* _DO THIS_: Set the data down again, exactly as it reads, but without the pictures.

[start of SUPPLIED RECORDS]

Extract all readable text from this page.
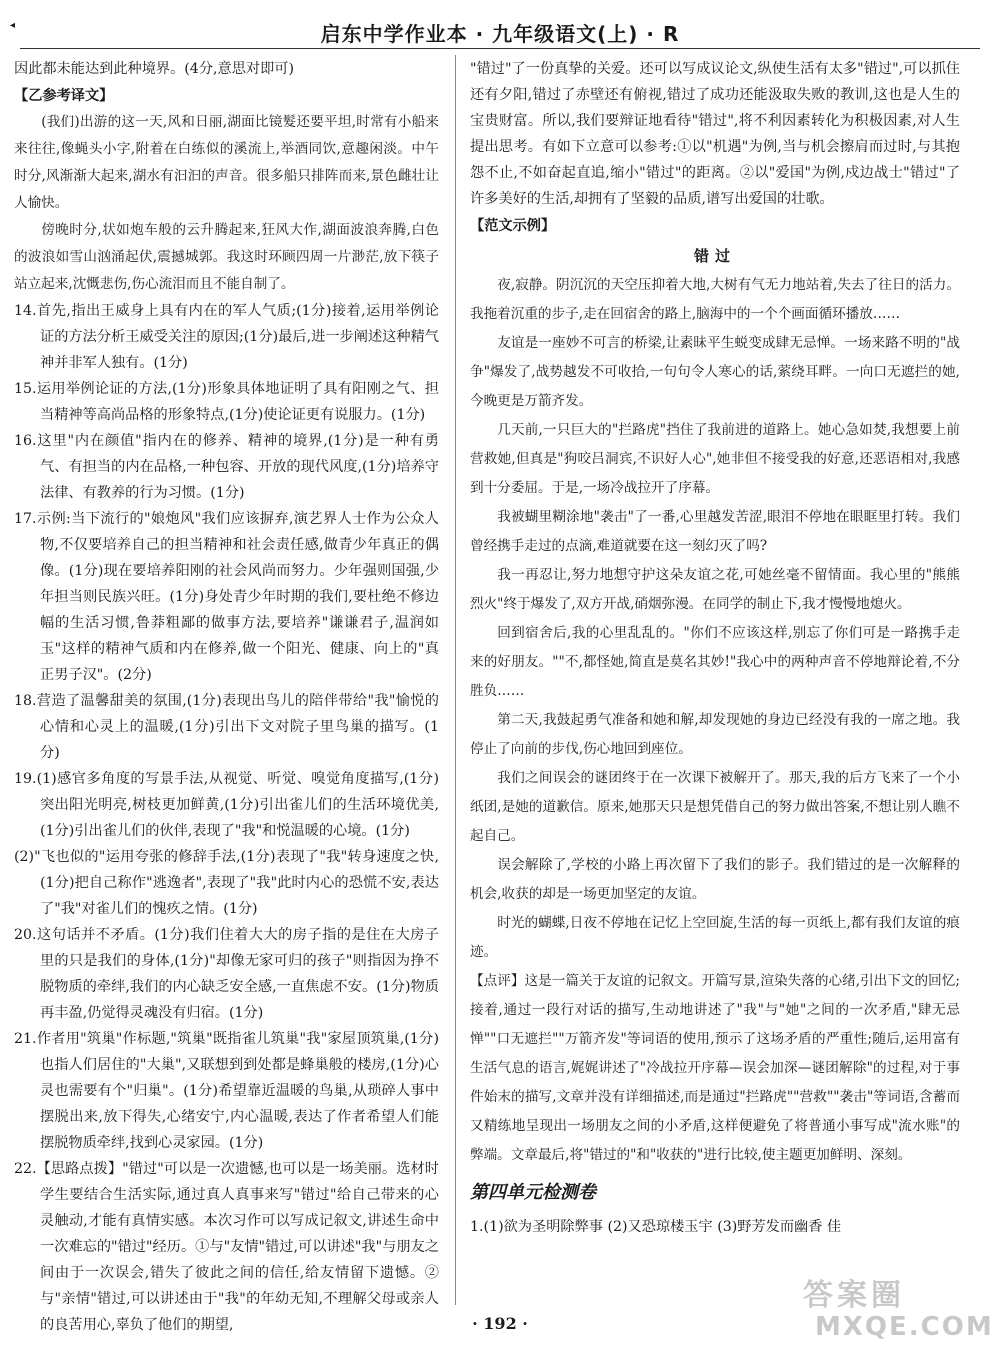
◂	启东中学作业本 · 九年级语文(上) · R

因此都未能达到此种境界。(4分,意思对即可)

【乙参考译文】

(我们)出游的这一天,风和日丽,湖面比镜髮还要平坦,时常有小船来来往往,像蝇头小字,附着在白练似的溪流上,举酒同饮,意趣闲淡。中午时分,风渐渐大起来,湖水有汩汩的声音。很多船只排阵而来,景色雌壮让人愉快。

傍晚时分,状如炮车般的云升腾起来,狂风大作,湖面波浪奔腾,白色的波浪如雪山汹涌起伏,震撼城郭。我这时环顾四周一片渺茫,放下筷子站立起来,沈慨悲伤,伤心流泪而且不能自制了。

14.首先,指出王威身上具有内在的军人气质;(1分)接着,运用举例论证的方法分析王威受关注的原因;(1分)最后,进一步阐述这种精气神并非军人独有。(1分)

15.运用举例论证的方法,(1分)形象具体地证明了具有阳刚之气、担当精神等高尚品格的形象特点,(1分)使论证更有说服力。(1分)

16.这里"内在颜值"指内在的修养、精神的境界,(1分)是一种有勇气、有担当的内在品格,一种包容、开放的现代风度,(1分)培养守法律、有教养的行为习惯。(1分)

17.示例:当下流行的"娘炮风"我们应该摒弃,演艺界人士作为公众人物,不仅要培养自己的担当精神和社会责任感,做青少年真正的偶像。(1分)现在要培养阳刚的社会风尚而努力。少年强则国强,少年担当则民族兴旺。(1分)身处青少年时期的我们,要杜绝不修边幅的生活习惯,鲁莽粗鄙的做事方法,要培养"谦谦君子,温润如玉"这样的精神气质和内在修养,做一个阳光、健康、向上的"真正男子汉"。(2分)

18.营造了温馨甜美的氛围,(1分)表现出鸟儿的陪伴带给"我"愉悦的心情和心灵上的温暖,(1分)引出下文对院子里鸟巢的描写。(1分)

19.(1)感官多角度的写景手法,从视觉、听觉、嗅觉角度描写,(1分)突出阳光明亮,树枝更加鲜黄,(1分)引出雀儿们的生活环境优美,(1分)引出雀儿们的伙伴,表现了"我"和悦温暖的心境。(1分)

(2)"飞也似的"运用夸张的修辞手法,(1分)表现了"我"转身速度之快,(1分)把自己称作"逃逸者",表现了"我"此时内心的恐慌不安,表达了"我"对雀儿们的愧疚之情。(1分)

20.这句话并不矛盾。(1分)我们住着大大的房子指的是住在大房子里的只是我们的身体,(1分)"却像无家可归的孩子"则指因为挣不脱物质的牵绊,我们的内心缺乏安全感,一直焦虑不安。(1分)物质再丰盈,仍觉得灵魂没有归宿。(1分)

21.作者用"筑巢"作标题,"筑巢"既指雀儿筑巢"我"家屋顶筑巢,(1分)也指人们居住的"大巢",又联想到到处都是蜂巢般的楼房,(1分)心灵也需要有个"归巢"。(1分)希望靠近温暖的鸟巢,从琐碎人事中摆脱出来,放下得失,心绪安宁,内心温暖,表达了作者希望人们能摆脱物质牵绊,找到心灵家园。(1分)

22.【思路点拨】"错过"可以是一次遗憾,也可以是一场美丽。选材时学生要结合生活实际,通过真人真事来写"错过"给自己带来的心灵触动,才能有真情实感。本次习作可以写成记叙文,讲述生命中一次难忘的"错过"经历。①与"友情"错过,可以讲述"我"与朋友之间由于一次误会,错失了彼此之间的信任,给友情留下遗憾。②与"亲情"错过,可以讲述由于"我"的年幼无知,不理解父母或亲人的良苦用心,辜负了他们的期望,

"错过"了一份真挚的关爱。还可以写成议论文,纵使生活有太多"错过",可以抓住还有夕阳,错过了赤壁还有俯视,错过了成功还能汲取失败的教训,这也是人生的宝贵财富。所以,我们要辩证地看待"错过",将不利因素转化为积极因素,对人生提出思考。有如下立意可以参考:①以"机遇"为例,当与机会擦肩而过时,与其抱怨不止,不如奋起直追,缩小"错过"的距离。②以"爱国"为例,戍边战士"错过"了许多美好的生活,却拥有了坚毅的品质,谱写出爱国的壮歌。

【范文示例】

错过

夜,寂静。阴沉沉的天空压抑着大地,大树有气无力地站着,失去了往日的活力。我拖着沉重的步子,走在回宿舍的路上,脑海中的一个个画面循环播放……

友谊是一座妙不可言的桥梁,让素昧平生蜕变成肆无忌惮。一场来路不明的"战争"爆发了,战势越发不可收拾,一句句令人寒心的话,萦绕耳畔。一向口无遮拦的她,今晚更是万箭齐发。

几天前,一只巨大的"拦路虎"挡住了我前进的道路上。她心急如焚,我想要上前营救她,但真是"狗咬吕洞宾,不识好人心",她非但不接受我的好意,还恶语相对,我感到十分委屈。于是,一场冷战拉开了序幕。

我被蝴里糊涂地"袭击"了一番,心里越发苦涩,眼泪不停地在眼眶里打转。我们曾经携手走过的点滴,难道就要在这一刻幻灭了吗?

我一再忍让,努力地想守护这朵友谊之花,可她丝毫不留情面。我心里的"熊熊烈火"终于爆发了,双方开战,硝烟弥漫。在同学的制止下,我才慢慢地熄火。

回到宿舍后,我的心里乱乱的。"你们不应该这样,别忘了你们可是一路携手走来的好朋友。""不,都怪她,简直是莫名其妙!"我心中的两种声音不停地辩论着,不分胜负……

第二天,我鼓起勇气准备和她和解,却发现她的身边已经没有我的一席之地。我停止了向前的步伐,伤心地回到座位。

我们之间误会的谜团终于在一次课下被解开了。那天,我的后方飞来了一个小纸团,是她的道歉信。原来,她那天只是想凭借自己的努力做出答案,不想让别人瞧不起自己。

误会解除了,学校的小路上再次留下了我们的影子。我们错过的是一次解释的机会,收获的却是一场更加坚定的友谊。

时光的蝴蝶,日夜不停地在记忆上空回旋,生活的每一页纸上,都有我们友谊的痕迹。

【点评】这是一篇关于友谊的记叙文。开篇写景,渲染失落的心绪,引出下文的回忆;接着,通过一段行对话的描写,生动地讲述了"我"与"她"之间的一次矛盾,"肆无忌惮""口无遮拦""万箭齐发"等词语的使用,预示了这场矛盾的严重性;随后,运用富有生活气息的语言,娓娓讲述了"冷战拉开序幕—误会加深—谜团解除"的过程,对于事件始末的描写,文章并没有详细描述,而是通过"拦路虎""营救""袭击"等词语,含蓄而又精练地呈现出一场朋友之间的小矛盾,这样便避免了将普通小事写成"流水账"的弊端。文章最后,将"错过的"和"收获的"进行比较,使主题更加鲜明、深刻。

第四单元检测卷

1.(1)欲为圣明除弊事 (2)又恐琼楼玉宇 (3)野芳发而幽香 佳

· 192 ·
答案圈
MXQE.COM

[end of SUPPLIED RECORDS]

* _RESULT_:
Extract all readable text from this page.
◂	启东中学作业本 · 九年级语文(上) · R

因此都未能达到此种境界。(4分,意思对即可)

【乙参考译文】

(我们)出游的这一天,风和日丽,湖面比镜髮还要平坦,时常有小船来来往往,像蝇头小字,附着在白练似的溪流上,举酒同饮,意趣闲淡。中午时分,风渐渐大起来,湖水有汩汩的声音。很多船只排阵而来,景色雌壮让人愉快。

傍晚时分,状如炮车般的云升腾起来,狂风大作,湖面波浪奔腾,白色的波浪如雪山汹涌起伏,震撼城郭。我这时环顾四周一片渺茫,放下筷子站立起来,沈慨悲伤,伤心流泪而且不能自制了。

14.首先,指出王威身上具有内在的军人气质;(1分)接着,运用举例论证的方法分析王威受关注的原因;(1分)最后,进一步阐述这种精气神并非军人独有。(1分)

15.运用举例论证的方法,(1分)形象具体地证明了具有阳刚之气、担当精神等高尚品格的形象特点,(1分)使论证更有说服力。(1分)

16.这里"内在颜值"指内在的修养、精神的境界,(1分)是一种有勇气、有担当的内在品格,一种包容、开放的现代风度,(1分)培养守法律、有教养的行为习惯。(1分)

17.示例:当下流行的"娘炮风"我们应该摒弃,演艺界人士作为公众人物,不仅要培养自己的担当精神和社会责任感,做青少年真正的偶像。(1分)现在要培养阳刚的社会风尚而努力。少年强则国强,少年担当则民族兴旺。(1分)身处青少年时期的我们,要杜绝不修边幅的生活习惯,鲁莽粗鄙的做事方法,要培养"谦谦君子,温润如玉"这样的精神气质和内在修养,做一个阳光、健康、向上的"真正男子汉"。(2分)

18.营造了温馨甜美的氛围,(1分)表现出鸟儿的陪伴带给"我"愉悦的心情和心灵上的温暖,(1分)引出下文对院子里鸟巢的描写。(1分)

19.(1)感官多角度的写景手法,从视觉、听觉、嗅觉角度描写,(1分)突出阳光明亮,树枝更加鲜黄,(1分)引出雀儿们的生活环境优美,(1分)引出雀儿们的伙伴,表现了"我"和悦温暖的心境。(1分)

(2)"飞也似的"运用夸张的修辞手法,(1分)表现了"我"转身速度之快,(1分)把自己称作"逃逸者",表现了"我"此时内心的恐慌不安,表达了"我"对雀儿们的愧疚之情。(1分)

20.这句话并不矛盾。(1分)我们住着大大的房子指的是住在大房子里的只是我们的身体,(1分)"却像无家可归的孩子"则指因为挣不脱物质的牵绊,我们的内心缺乏安全感,一直焦虑不安。(1分)物质再丰盈,仍觉得灵魂没有归宿。(1分)

21.作者用"筑巢"作标题,"筑巢"既指雀儿筑巢"我"家屋顶筑巢,(1分)也指人们居住的"大巢",又联想到到处都是蜂巢般的楼房,(1分)心灵也需要有个"归巢"。(1分)希望靠近温暖的鸟巢,从琐碎人事中摆脱出来,放下得失,心绪安宁,内心温暖,表达了作者希望人们能摆脱物质牵绊,找到心灵家园。(1分)

22.【思路点拨】"错过"可以是一次遗憾,也可以是一场美丽。选材时学生要结合生活实际,通过真人真事来写"错过"给自己带来的心灵触动,才能有真情实感。本次习作可以写成记叙文,讲述生命中一次难忘的"错过"经历。①与"友情"错过,可以讲述"我"与朋友之间由于一次误会,错失了彼此之间的信任,给友情留下遗憾。②与"亲情"错过,可以讲述由于"我"的年幼无知,不理解父母或亲人的良苦用心,辜负了他们的期望,

"错过"了一份真挚的关爱。还可以写成议论文,纵使生活有太多"错过",可以抓住还有夕阳,错过了赤壁还有俯视,错过了成功还能汲取失败的教训,这也是人生的宝贵财富。所以,我们要辩证地看待"错过",将不利因素转化为积极因素,对人生提出思考。有如下立意可以参考:①以"机遇"为例,当与机会擦肩而过时,与其抱怨不止,不如奋起直追,缩小"错过"的距离。②以"爱国"为例,戍边战士"错过"了许多美好的生活,却拥有了坚毅的品质,谱写出爱国的壮歌。

【范文示例】

错过

夜,寂静。阴沉沉的天空压抑着大地,大树有气无力地站着,失去了往日的活力。我拖着沉重的步子,走在回宿舍的路上,脑海中的一个个画面循环播放……

友谊是一座妙不可言的桥梁,让素昧平生蜕变成肆无忌惮。一场来路不明的"战争"爆发了,战势越发不可收拾,一句句令人寒心的话,萦绕耳畔。一向口无遮拦的她,今晚更是万箭齐发。

几天前,一只巨大的"拦路虎"挡住了我前进的道路上。她心急如焚,我想要上前营救她,但真是"狗咬吕洞宾,不识好人心",她非但不接受我的好意,还恶语相对,我感到十分委屈。于是,一场冷战拉开了序幕。

我被蝴里糊涂地"袭击"了一番,心里越发苦涩,眼泪不停地在眼眶里打转。我们曾经携手走过的点滴,难道就要在这一刻幻灭了吗?

我一再忍让,努力地想守护这朵友谊之花,可她丝毫不留情面。我心里的"熊熊烈火"终于爆发了,双方开战,硝烟弥漫。在同学的制止下,我才慢慢地熄火。

回到宿舍后,我的心里乱乱的。"你们不应该这样,别忘了你们可是一路携手走来的好朋友。""不,都怪她,简直是莫名其妙!"我心中的两种声音不停地辩论着,不分胜负……

第二天,我鼓起勇气准备和她和解,却发现她的身边已经没有我的一席之地。我停止了向前的步伐,伤心地回到座位。

我们之间误会的谜团终于在一次课下被解开了。那天,我的后方飞来了一个小纸团,是她的道歉信。原来,她那天只是想凭借自己的努力做出答案,不想让别人瞧不起自己。

误会解除了,学校的小路上再次留下了我们的影子。我们错过的是一次解释的机会,收获的却是一场更加坚定的友谊。

时光的蝴蝶,日夜不停地在记忆上空回旋,生活的每一页纸上,都有我们友谊的痕迹。

【点评】这是一篇关于友谊的记叙文。开篇写景,渲染失落的心绪,引出下文的回忆;接着,通过一段行对话的描写,生动地讲述了"我"与"她"之间的一次矛盾,"肆无忌惮""口无遮拦""万箭齐发"等词语的使用,预示了这场矛盾的严重性;随后,运用富有生活气息的语言,娓娓讲述了"冷战拉开序幕—误会加深—谜团解除"的过程,对于事件始末的描写,文章并没有详细描述,而是通过"拦路虎""营救""袭击"等词语,含蓄而又精练地呈现出一场朋友之间的小矛盾,这样便避免了将普通小事写成"流水账"的弊端。文章最后,将"错过的"和"收获的"进行比较,使主题更加鲜明、深刻。

第四单元检测卷

1.(1)欲为圣明除弊事 (2)又恐琼楼玉宇 (3)野芳发而幽香 佳

· 192 ·
答案圈
MXQE.COM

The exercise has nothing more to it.